C’è anche chi dice che con il .410 si fulminano i fagiani oltre i 50 m, ma è una benevola esagerazione anche se ci potrebbe essere del vero. I piccoli calibri sono fatti per le brevi distanze e un .410 non può certamente essere comparato con un calibro 12, anche se i miglioramenti fatti nella foratura delle canne hanno portato a un diverso comportamento della munizione. Attualmente, su una rosata di un metro di diametro, non si cerca più una improbabile distribuzione omogenea dei pallini, che con le tradizionali cartucce da 13 g di piombo darebbe origine a rosate sguarnite. D’altra parte, se con un calibro 12/76 e una carica da 42 g abbiamo il triplo di pallini da distribuire nella stessa rosata di un metro appare evidente che le due situazioni, del 12 e del .410 sono troppo diverse per essere comparabili. Ma qui interviene la grande novità delle forature attuali delle canne, con il conseguente grande miglioramento delle prestazioni. In pratica, la differenza sta nel fatto di avere una distribuzione di pallini non omogenea, ma concentrata nei 40-50 cm centrali della rosata. Fatta la debita proporzione delle aree interessate e del peso della carica di piombo, a parità di numerazione dei pallini i 40-50 cm centrali della rosata di un .410 sono guarniti quanto la rosata di un metro di un calibro 12 con 32 g di piombo.
++++++++++
#### Istruzioni e requisiti:
Prosegui il brano sul calibro .410 a partire dall'ultima frase riportata.

#### Materiale fornito:
++++++++++
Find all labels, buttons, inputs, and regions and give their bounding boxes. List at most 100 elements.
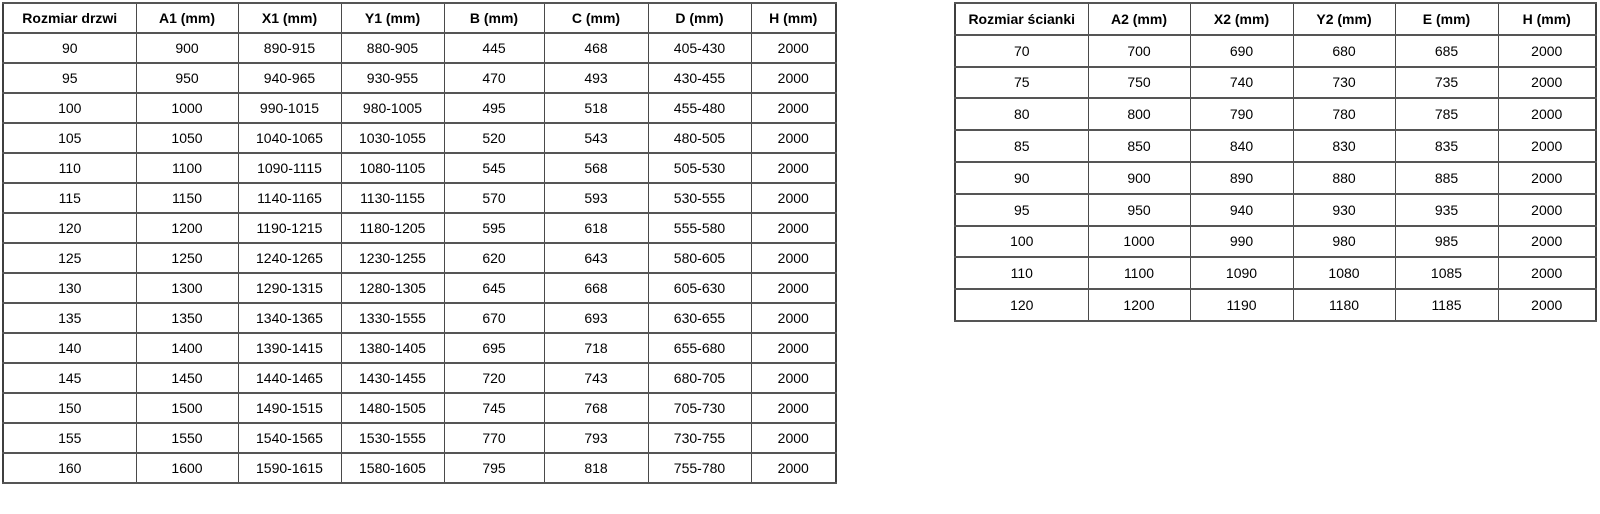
++++++++++
#### Risultato finale:
Qui naturalmente entra in ballo la considerazione sulla precisione. Con i piccoli calibri bisogna tirare diritto e attribuire l’anticipo con estrema esattezza. A quel punto vedremo il fagiano che chiude le ali e va giù; in proporzione avremo un maggior numero di colpiti bene e un numero minore di feriti, a parità di selvatici attinti dallo sciame di pallini, rispetto a un tiro consuetudinario con il calibro 12. Naturalmente, a parità di abilità del cacciatore e di precisione nel tiro, il numero di colpi da sparare per ottenere lo stesso numero di fagiani è maggiore con il .410 rispetto al calibro 12, perché il .410 non perdona quei piccoli errori che con 32-34 g sono privi di conseguenze. Però quella maggior resa si ripaga con un maggior numero di feriti, a scapito dell’etica venatoria.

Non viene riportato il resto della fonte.